### Aim of the exercise
Wherever the word "length" turns up in a line of the entries, copy that line.

### Material for the task
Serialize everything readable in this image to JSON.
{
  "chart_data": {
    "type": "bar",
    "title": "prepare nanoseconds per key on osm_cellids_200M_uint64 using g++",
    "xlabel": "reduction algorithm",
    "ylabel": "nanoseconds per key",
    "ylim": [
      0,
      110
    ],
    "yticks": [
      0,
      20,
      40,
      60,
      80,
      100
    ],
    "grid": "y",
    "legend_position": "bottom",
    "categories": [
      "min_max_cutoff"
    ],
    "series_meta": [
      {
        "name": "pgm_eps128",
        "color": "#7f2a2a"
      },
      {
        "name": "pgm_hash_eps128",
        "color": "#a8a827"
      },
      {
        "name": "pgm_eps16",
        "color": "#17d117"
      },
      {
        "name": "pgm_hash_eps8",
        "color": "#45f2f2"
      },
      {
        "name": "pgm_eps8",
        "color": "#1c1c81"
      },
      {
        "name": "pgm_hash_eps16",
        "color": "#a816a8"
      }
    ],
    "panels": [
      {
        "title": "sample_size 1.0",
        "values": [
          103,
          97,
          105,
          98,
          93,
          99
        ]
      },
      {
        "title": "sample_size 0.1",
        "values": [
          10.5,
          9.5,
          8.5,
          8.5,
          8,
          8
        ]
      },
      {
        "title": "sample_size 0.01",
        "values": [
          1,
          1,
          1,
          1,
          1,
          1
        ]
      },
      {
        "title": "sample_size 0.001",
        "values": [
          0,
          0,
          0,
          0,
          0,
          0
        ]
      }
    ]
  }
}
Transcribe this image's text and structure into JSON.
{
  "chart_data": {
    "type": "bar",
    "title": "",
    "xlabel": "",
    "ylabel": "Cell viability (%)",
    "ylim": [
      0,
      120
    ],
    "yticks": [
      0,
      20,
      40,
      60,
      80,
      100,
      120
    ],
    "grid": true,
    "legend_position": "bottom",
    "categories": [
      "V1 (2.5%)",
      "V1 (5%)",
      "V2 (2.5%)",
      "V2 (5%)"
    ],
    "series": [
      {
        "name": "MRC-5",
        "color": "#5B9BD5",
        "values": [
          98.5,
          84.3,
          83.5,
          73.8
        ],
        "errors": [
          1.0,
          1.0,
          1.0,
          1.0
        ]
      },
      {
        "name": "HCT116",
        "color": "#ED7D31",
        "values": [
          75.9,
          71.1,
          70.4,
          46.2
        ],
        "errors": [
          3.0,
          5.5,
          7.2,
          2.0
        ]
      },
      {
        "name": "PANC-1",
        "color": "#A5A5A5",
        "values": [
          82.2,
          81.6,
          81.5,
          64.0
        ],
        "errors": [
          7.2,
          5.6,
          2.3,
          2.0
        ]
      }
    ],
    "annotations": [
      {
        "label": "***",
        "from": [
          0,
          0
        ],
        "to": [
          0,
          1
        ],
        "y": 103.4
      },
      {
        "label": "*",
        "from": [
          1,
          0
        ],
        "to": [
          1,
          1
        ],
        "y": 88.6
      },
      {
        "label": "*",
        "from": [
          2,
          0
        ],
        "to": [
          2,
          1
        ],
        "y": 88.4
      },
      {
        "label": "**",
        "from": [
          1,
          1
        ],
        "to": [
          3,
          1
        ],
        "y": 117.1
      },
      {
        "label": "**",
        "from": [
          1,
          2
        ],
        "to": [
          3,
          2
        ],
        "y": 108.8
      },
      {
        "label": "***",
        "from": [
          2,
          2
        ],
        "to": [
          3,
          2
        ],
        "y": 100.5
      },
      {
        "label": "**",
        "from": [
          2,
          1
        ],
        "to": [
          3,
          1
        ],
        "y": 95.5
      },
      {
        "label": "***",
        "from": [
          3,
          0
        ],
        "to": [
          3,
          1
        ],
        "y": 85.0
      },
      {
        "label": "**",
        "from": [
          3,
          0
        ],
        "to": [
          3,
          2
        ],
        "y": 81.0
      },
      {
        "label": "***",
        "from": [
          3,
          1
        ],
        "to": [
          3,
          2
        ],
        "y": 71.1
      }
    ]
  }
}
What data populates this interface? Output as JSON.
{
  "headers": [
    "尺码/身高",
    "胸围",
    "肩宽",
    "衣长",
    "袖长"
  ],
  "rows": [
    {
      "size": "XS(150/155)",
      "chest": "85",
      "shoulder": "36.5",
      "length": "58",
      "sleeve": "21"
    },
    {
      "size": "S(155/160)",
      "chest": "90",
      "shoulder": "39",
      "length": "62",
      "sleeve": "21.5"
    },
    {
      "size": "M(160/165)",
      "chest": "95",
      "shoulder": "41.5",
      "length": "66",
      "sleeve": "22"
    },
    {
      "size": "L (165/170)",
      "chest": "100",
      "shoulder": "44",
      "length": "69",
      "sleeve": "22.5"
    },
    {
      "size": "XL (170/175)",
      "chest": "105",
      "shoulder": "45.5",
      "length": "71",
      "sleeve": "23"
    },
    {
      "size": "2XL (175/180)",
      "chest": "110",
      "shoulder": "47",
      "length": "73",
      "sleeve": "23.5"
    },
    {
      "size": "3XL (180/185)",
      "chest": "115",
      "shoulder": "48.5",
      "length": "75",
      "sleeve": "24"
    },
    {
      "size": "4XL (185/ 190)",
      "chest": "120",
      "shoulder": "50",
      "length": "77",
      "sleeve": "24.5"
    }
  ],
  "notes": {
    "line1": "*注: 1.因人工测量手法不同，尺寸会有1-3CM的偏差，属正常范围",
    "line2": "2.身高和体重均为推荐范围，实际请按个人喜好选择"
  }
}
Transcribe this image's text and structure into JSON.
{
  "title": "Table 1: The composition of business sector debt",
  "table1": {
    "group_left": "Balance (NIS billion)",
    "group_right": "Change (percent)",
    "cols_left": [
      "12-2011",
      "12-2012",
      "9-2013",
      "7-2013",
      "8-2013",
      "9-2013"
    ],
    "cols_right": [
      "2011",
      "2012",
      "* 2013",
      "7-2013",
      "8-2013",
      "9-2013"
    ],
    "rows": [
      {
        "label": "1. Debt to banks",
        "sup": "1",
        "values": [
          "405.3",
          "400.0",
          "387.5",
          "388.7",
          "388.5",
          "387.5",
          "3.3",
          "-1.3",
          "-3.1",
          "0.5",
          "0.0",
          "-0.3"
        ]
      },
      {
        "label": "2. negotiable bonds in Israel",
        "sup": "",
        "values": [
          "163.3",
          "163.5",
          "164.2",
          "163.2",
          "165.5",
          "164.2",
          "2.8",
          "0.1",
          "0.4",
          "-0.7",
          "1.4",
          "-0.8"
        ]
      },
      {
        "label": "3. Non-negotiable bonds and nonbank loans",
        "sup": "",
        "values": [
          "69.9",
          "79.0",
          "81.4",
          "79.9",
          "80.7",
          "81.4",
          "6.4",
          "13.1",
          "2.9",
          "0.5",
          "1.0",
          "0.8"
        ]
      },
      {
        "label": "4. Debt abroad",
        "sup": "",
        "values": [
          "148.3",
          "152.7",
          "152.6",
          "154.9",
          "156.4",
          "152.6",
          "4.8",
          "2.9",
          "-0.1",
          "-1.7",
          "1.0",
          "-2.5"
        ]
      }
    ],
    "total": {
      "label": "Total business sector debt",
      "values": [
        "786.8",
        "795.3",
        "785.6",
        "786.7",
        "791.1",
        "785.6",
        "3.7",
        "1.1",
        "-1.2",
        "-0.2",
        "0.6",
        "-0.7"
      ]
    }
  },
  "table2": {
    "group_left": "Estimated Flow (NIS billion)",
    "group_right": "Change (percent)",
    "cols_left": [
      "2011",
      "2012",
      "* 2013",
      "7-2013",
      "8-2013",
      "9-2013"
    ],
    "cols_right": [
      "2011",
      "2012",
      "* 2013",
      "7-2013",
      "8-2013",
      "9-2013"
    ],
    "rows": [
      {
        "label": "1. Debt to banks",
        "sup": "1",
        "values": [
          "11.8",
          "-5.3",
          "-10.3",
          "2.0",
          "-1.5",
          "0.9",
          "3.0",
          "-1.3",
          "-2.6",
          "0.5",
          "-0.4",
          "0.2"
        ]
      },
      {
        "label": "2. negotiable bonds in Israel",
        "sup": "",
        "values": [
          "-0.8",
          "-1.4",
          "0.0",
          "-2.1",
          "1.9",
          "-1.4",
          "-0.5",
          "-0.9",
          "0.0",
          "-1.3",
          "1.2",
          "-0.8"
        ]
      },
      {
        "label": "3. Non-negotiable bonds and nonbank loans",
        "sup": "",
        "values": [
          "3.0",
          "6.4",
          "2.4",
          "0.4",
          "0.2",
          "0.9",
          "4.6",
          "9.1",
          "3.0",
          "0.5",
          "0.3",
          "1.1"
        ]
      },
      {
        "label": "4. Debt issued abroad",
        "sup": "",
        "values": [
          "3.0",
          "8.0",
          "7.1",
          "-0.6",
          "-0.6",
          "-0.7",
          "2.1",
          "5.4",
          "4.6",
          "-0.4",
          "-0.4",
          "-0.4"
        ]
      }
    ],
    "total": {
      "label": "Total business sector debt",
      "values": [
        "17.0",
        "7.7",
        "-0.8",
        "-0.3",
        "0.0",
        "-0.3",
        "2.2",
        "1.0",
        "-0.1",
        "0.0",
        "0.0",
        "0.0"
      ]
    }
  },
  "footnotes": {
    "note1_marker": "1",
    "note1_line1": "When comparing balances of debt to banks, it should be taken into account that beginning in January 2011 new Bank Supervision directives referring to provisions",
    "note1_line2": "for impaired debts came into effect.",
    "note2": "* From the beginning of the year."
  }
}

### Response to the task
      "length": "58",
      "length": "62",
      "length": "66",
      "length": "69",
      "length": "71",
      "length": "73",
      "length": "75",
      "length": "77",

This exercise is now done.